### YOUR OBJECTIVE
Write out the records below word for word, please.

<<<<

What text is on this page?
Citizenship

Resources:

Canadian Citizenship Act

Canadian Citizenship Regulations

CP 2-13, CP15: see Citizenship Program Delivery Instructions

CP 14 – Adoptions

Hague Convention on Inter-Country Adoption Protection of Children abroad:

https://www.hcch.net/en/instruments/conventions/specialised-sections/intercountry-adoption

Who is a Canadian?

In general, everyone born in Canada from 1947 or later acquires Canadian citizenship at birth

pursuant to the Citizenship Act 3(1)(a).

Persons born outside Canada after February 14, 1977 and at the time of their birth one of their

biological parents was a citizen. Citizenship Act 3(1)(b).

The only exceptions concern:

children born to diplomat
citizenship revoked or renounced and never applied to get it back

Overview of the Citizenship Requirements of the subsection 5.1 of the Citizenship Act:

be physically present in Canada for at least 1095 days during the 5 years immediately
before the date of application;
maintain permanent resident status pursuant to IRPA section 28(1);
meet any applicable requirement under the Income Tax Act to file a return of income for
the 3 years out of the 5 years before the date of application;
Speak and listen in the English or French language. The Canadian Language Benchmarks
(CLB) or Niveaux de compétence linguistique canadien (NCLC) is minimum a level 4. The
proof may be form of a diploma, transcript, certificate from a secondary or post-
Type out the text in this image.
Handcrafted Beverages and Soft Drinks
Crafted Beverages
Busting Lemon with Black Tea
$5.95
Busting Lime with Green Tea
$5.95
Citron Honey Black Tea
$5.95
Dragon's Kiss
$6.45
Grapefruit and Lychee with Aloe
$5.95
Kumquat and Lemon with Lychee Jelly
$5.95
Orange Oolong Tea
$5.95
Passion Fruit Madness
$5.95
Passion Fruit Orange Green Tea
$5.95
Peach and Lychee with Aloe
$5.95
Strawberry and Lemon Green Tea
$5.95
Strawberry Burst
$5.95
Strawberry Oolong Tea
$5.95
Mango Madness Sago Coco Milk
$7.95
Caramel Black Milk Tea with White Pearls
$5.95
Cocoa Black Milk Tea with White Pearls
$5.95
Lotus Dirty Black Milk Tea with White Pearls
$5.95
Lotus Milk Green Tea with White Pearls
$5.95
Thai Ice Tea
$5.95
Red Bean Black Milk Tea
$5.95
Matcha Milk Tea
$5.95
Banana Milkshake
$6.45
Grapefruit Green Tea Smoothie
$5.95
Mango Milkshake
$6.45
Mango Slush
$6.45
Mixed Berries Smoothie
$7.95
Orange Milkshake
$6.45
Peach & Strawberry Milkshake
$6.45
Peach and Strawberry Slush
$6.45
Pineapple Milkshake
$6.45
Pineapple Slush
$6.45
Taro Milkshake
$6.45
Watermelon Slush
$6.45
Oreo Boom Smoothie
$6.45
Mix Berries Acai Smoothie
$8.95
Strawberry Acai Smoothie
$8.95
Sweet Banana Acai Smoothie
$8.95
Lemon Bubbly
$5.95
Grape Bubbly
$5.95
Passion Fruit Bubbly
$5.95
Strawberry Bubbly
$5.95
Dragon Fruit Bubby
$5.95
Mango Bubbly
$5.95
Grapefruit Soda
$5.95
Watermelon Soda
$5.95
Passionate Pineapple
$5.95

>>>>

### RESULT FOR THIS TASK
What text is on this page?
Citizenship

Resources:

Canadian Citizenship Act

Canadian Citizenship Regulations

CP 2-13, CP15: see Citizenship Program Delivery Instructions

CP 14 – Adoptions

Hague Convention on Inter-Country Adoption Protection of Children abroad:

https://www.hcch.net/en/instruments/conventions/specialised-sections/intercountry-adoption

Who is a Canadian?

In general, everyone born in Canada from 1947 or later acquires Canadian citizenship at birth

pursuant to the Citizenship Act 3(1)(a).

Persons born outside Canada after February 14, 1977 and at the time of their birth one of their

biological parents was a citizen. Citizenship Act 3(1)(b).

The only exceptions concern:

children born to diplomat
citizenship revoked or renounced and never applied to get it back

Overview of the Citizenship Requirements of the subsection 5.1 of the Citizenship Act:

be physically present in Canada for at least 1095 days during the 5 years immediately
before the date of application;
maintain permanent resident status pursuant to IRPA section 28(1);
meet any applicable requirement under the Income Tax Act to file a return of income for
the 3 years out of the 5 years before the date of application;
Speak and listen in the English or French language. The Canadian Language Benchmarks
(CLB) or Niveaux de compétence linguistique canadien (NCLC) is minimum a level 4. The
proof may be form of a diploma, transcript, certificate from a secondary or post-
Type out the text in this image.
Handcrafted Beverages and Soft Drinks
Crafted Beverages
Busting Lemon with Black Tea
$5.95
Busting Lime with Green Tea
$5.95
Citron Honey Black Tea
$5.95
Dragon's Kiss
$6.45
Grapefruit and Lychee with Aloe
$5.95
Kumquat and Lemon with Lychee Jelly
$5.95
Orange Oolong Tea
$5.95
Passion Fruit Madness
$5.95
Passion Fruit Orange Green Tea
$5.95
Peach and Lychee with Aloe
$5.95
Strawberry and Lemon Green Tea
$5.95
Strawberry Burst
$5.95
Strawberry Oolong Tea
$5.95
Mango Madness Sago Coco Milk
$7.95
Caramel Black Milk Tea with White Pearls
$5.95
Cocoa Black Milk Tea with White Pearls
$5.95
Lotus Dirty Black Milk Tea with White Pearls
$5.95
Lotus Milk Green Tea with White Pearls
$5.95
Thai Ice Tea
$5.95
Red Bean Black Milk Tea
$5.95
Matcha Milk Tea
$5.95
Banana Milkshake
$6.45
Grapefruit Green Tea Smoothie
$5.95
Mango Milkshake
$6.45
Mango Slush
$6.45
Mixed Berries Smoothie
$7.95
Orange Milkshake
$6.45
Peach & Strawberry Milkshake
$6.45
Peach and Strawberry Slush
$6.45
Pineapple Milkshake
$6.45
Pineapple Slush
$6.45
Taro Milkshake
$6.45
Watermelon Slush
$6.45
Oreo Boom Smoothie
$6.45
Mix Berries Acai Smoothie
$8.95
Strawberry Acai Smoothie
$8.95
Sweet Banana Acai Smoothie
$8.95
Lemon Bubbly
$5.95
Grape Bubbly
$5.95
Passion Fruit Bubbly
$5.95
Strawberry Bubbly
$5.95
Dragon Fruit Bubby
$5.95
Mango Bubbly
$5.95
Grapefruit Soda
$5.95
Watermelon Soda
$5.95
Passionate Pineapple
$5.95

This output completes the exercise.